(Stored dataset items)
>> begin

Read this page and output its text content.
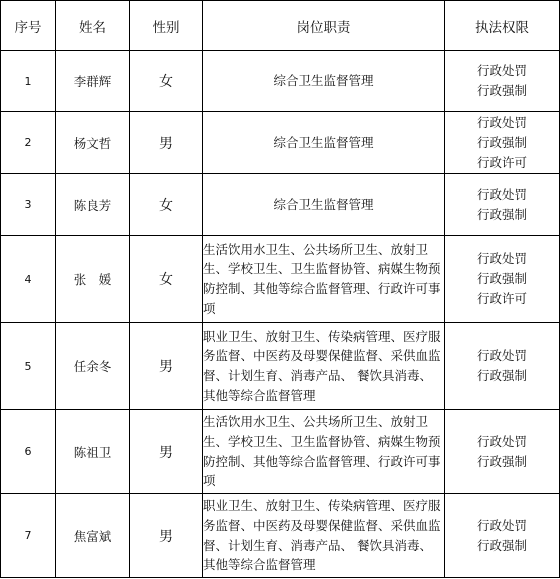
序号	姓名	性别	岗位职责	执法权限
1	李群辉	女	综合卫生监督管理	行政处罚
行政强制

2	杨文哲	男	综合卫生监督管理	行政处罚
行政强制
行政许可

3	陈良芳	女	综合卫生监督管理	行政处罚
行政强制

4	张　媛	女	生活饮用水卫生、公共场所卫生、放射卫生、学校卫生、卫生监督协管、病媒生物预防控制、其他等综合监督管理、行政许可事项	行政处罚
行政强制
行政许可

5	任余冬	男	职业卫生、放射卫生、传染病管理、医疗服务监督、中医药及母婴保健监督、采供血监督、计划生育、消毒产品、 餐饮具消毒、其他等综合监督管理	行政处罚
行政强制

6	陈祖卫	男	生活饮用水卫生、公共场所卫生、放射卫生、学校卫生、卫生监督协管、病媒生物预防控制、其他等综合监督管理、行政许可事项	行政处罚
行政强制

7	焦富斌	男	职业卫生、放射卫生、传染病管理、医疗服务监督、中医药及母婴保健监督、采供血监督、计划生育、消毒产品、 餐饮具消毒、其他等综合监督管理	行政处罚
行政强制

>> end
>> begin

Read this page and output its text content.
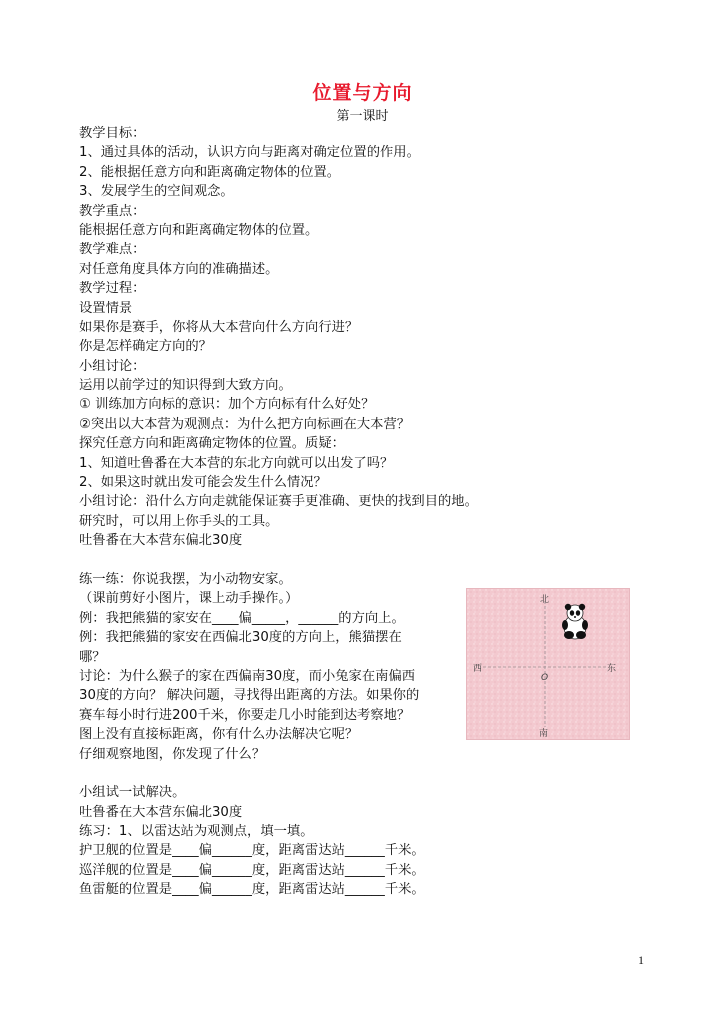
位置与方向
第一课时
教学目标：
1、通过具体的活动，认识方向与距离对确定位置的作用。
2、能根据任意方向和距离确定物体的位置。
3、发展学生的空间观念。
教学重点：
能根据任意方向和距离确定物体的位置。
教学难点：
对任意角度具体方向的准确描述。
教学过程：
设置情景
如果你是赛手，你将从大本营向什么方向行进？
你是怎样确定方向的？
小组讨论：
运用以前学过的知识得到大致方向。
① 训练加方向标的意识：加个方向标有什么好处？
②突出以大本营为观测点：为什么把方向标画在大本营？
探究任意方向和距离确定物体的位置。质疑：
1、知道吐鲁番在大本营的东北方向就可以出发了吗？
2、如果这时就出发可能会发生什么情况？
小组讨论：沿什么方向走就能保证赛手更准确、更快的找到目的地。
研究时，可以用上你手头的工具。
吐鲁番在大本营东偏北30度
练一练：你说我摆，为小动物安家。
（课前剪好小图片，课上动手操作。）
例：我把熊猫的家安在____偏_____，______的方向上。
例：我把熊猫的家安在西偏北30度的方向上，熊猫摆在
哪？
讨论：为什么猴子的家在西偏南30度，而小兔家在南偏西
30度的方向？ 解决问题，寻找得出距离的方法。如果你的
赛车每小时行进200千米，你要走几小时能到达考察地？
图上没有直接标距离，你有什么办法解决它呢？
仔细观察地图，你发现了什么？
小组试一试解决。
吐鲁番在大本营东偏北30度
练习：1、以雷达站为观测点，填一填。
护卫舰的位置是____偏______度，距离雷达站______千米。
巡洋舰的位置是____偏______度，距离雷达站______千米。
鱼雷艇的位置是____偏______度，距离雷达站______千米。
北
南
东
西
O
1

>> end

• _Objective_
State how many lines include the string "卫生监督协管", and nothing more.

• _Reply_
2